[Rows from a layout dataset]
+++

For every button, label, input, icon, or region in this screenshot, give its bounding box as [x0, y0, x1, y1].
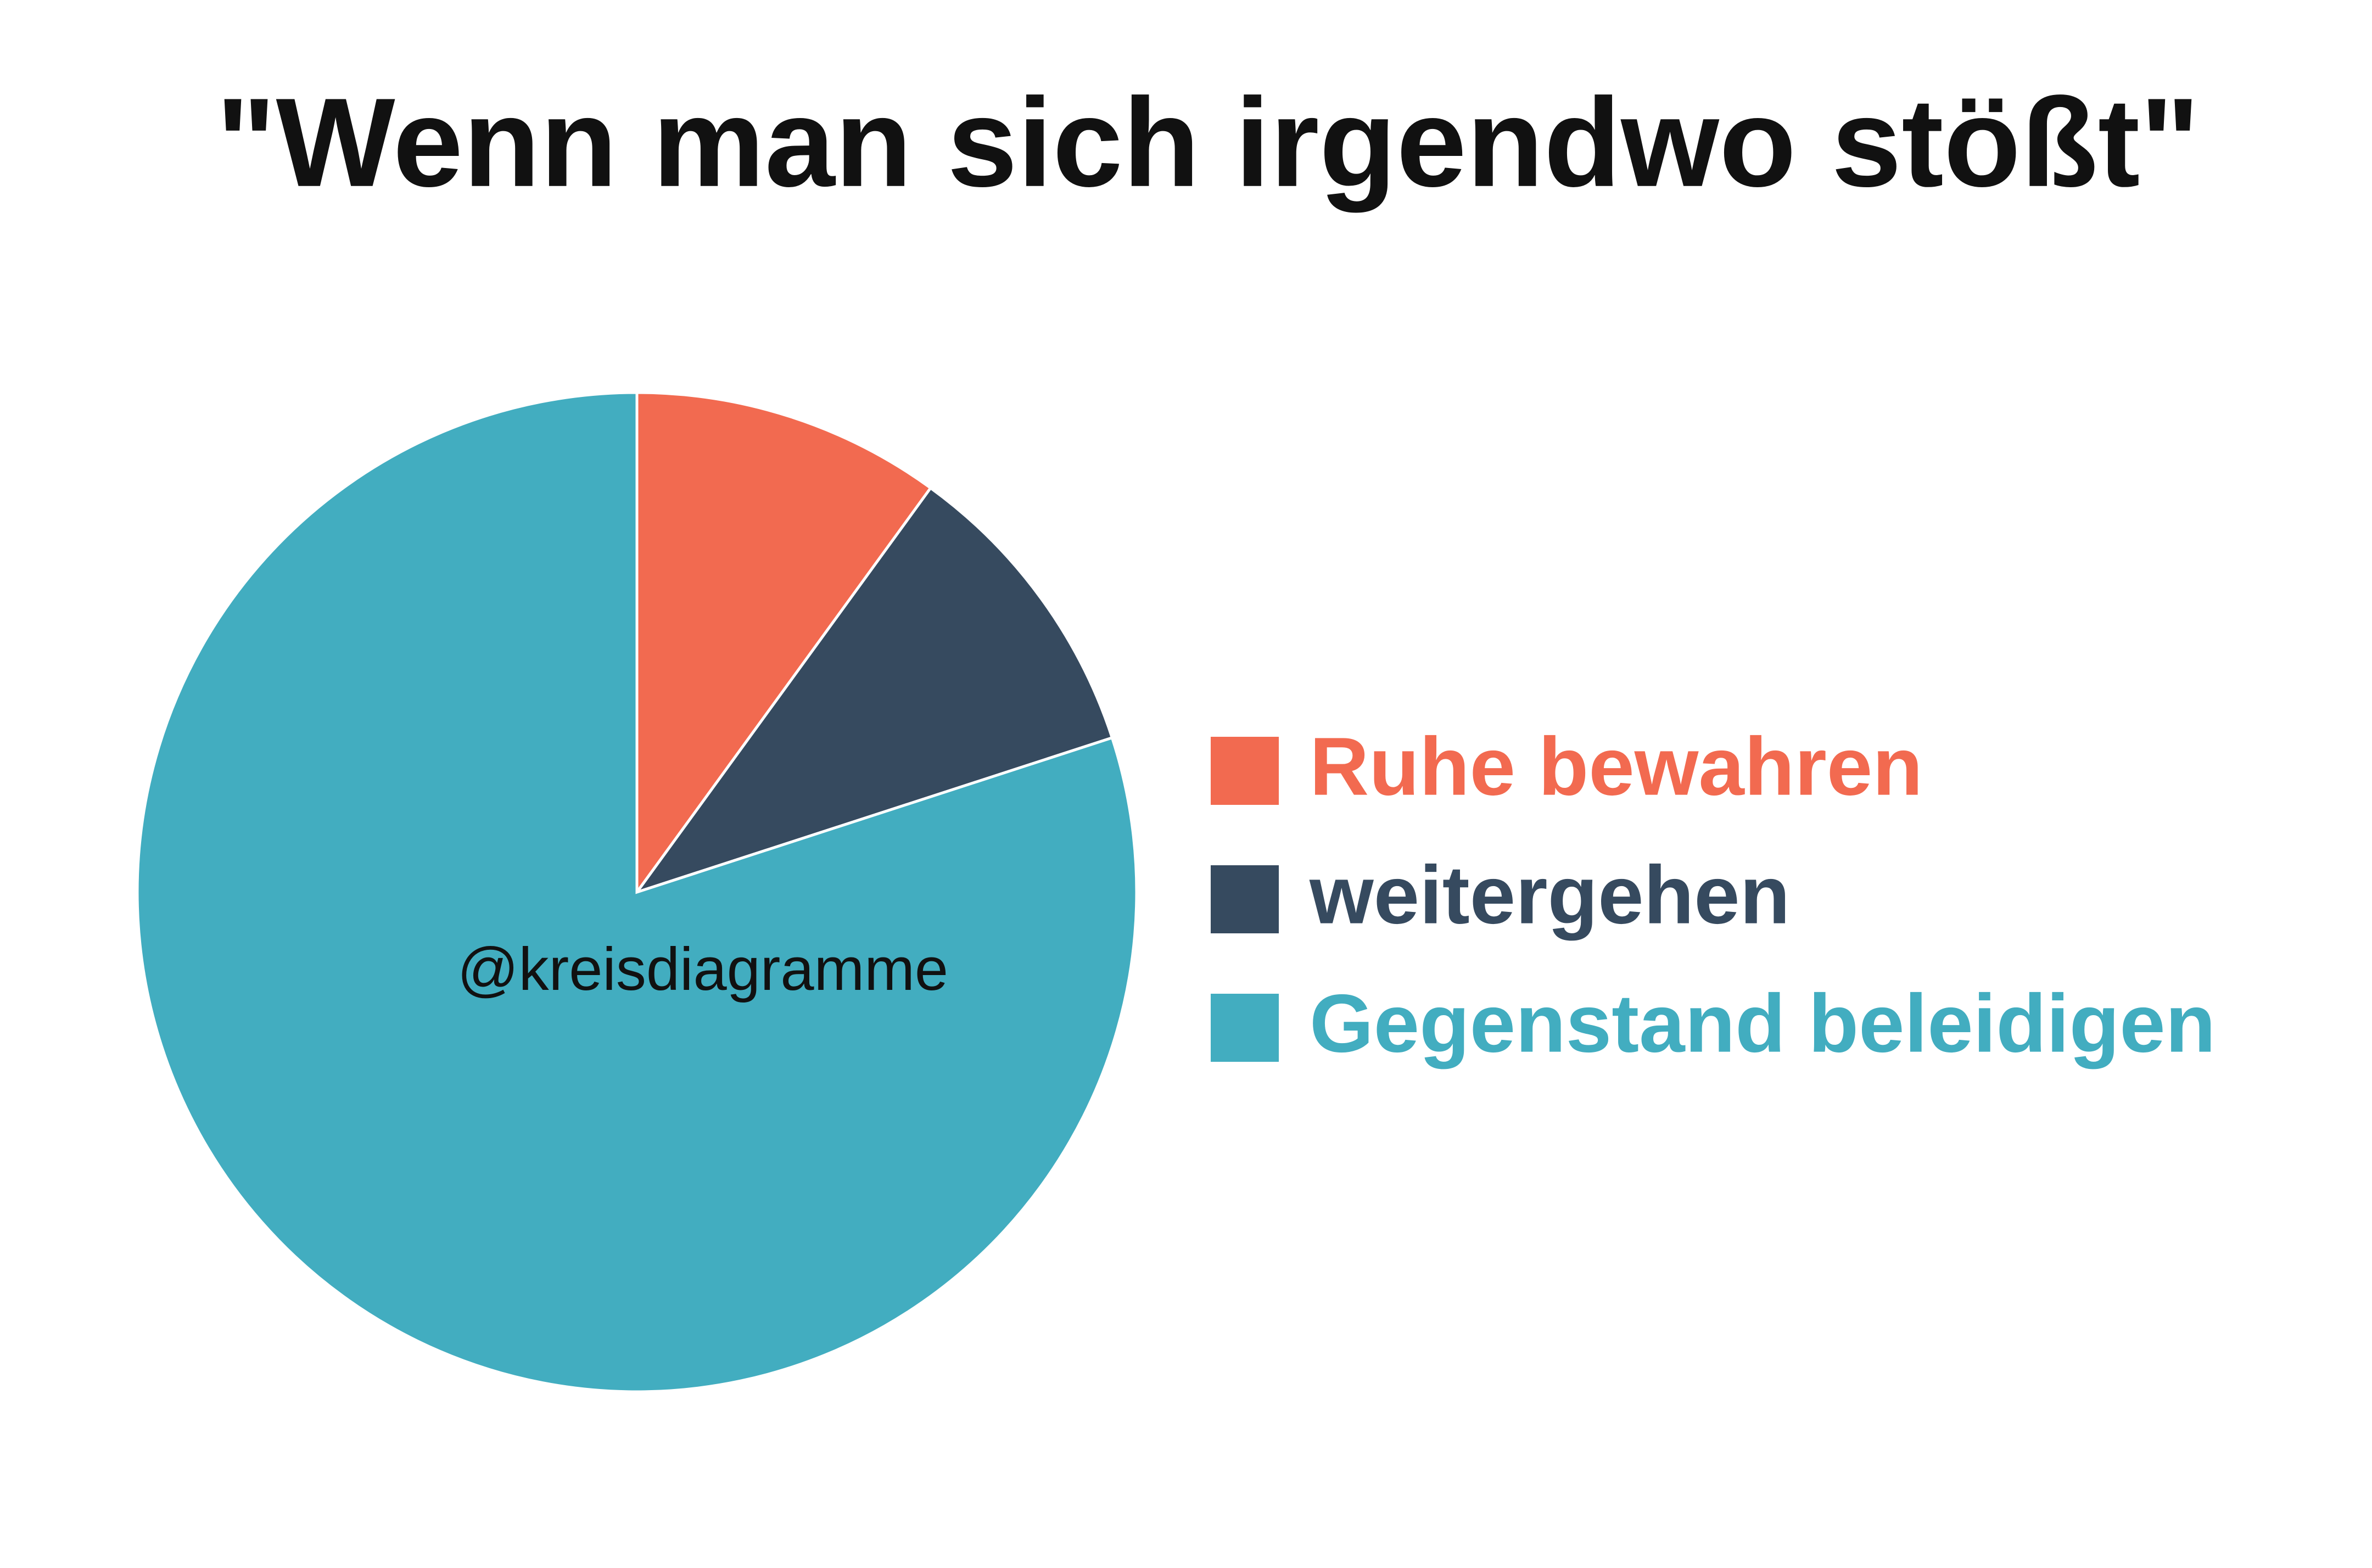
pie-slice	[635, 391, 933, 897]
legend-label: Ruhe bewahren	[1310, 720, 1923, 813]
legend-swatch	[1211, 737, 1279, 805]
pie-slice	[136, 391, 1138, 1393]
pie-slice	[633, 486, 1114, 895]
legend-swatch	[1211, 994, 1279, 1062]
chart-title: "Wenn man sich irgendwo stößt"	[216, 72, 2200, 213]
legend-label: Gegenstand beleidigen	[1310, 977, 2216, 1069]
pie	[136, 391, 1138, 1393]
legend-swatch	[1211, 865, 1279, 933]
annotation: @kreisdiagramme	[457, 936, 948, 1003]
legend-label: weitergehen	[1309, 849, 1790, 941]
legend: Ruhe bewahren weitergehen Gegenstand belei…	[1211, 720, 2216, 1069]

+++

:: Stated task ::
Duplicate every item above word for word, leaving out the pictures.

:: Output for this exercise ::
For every button, label, input, icon, or region in this screenshot, give its bounding box as [x0, y0, x1, y1].
pie-slice	[635, 391, 933, 897]
legend-label: Ruhe bewahren	[1310, 720, 1923, 813]
legend-swatch	[1211, 737, 1279, 805]
pie-slice	[136, 391, 1138, 1393]
pie-slice	[633, 486, 1114, 895]
legend-swatch	[1211, 994, 1279, 1062]
chart-title: "Wenn man sich irgendwo stößt"	[216, 72, 2200, 213]
legend-label: Gegenstand beleidigen	[1310, 977, 2216, 1069]
pie	[136, 391, 1138, 1393]
legend-swatch	[1211, 865, 1279, 933]
annotation: @kreisdiagramme	[457, 936, 948, 1003]
legend-label: weitergehen	[1309, 849, 1790, 941]
legend: Ruhe bewahren weitergehen Gegenstand belei…	[1211, 720, 2216, 1069]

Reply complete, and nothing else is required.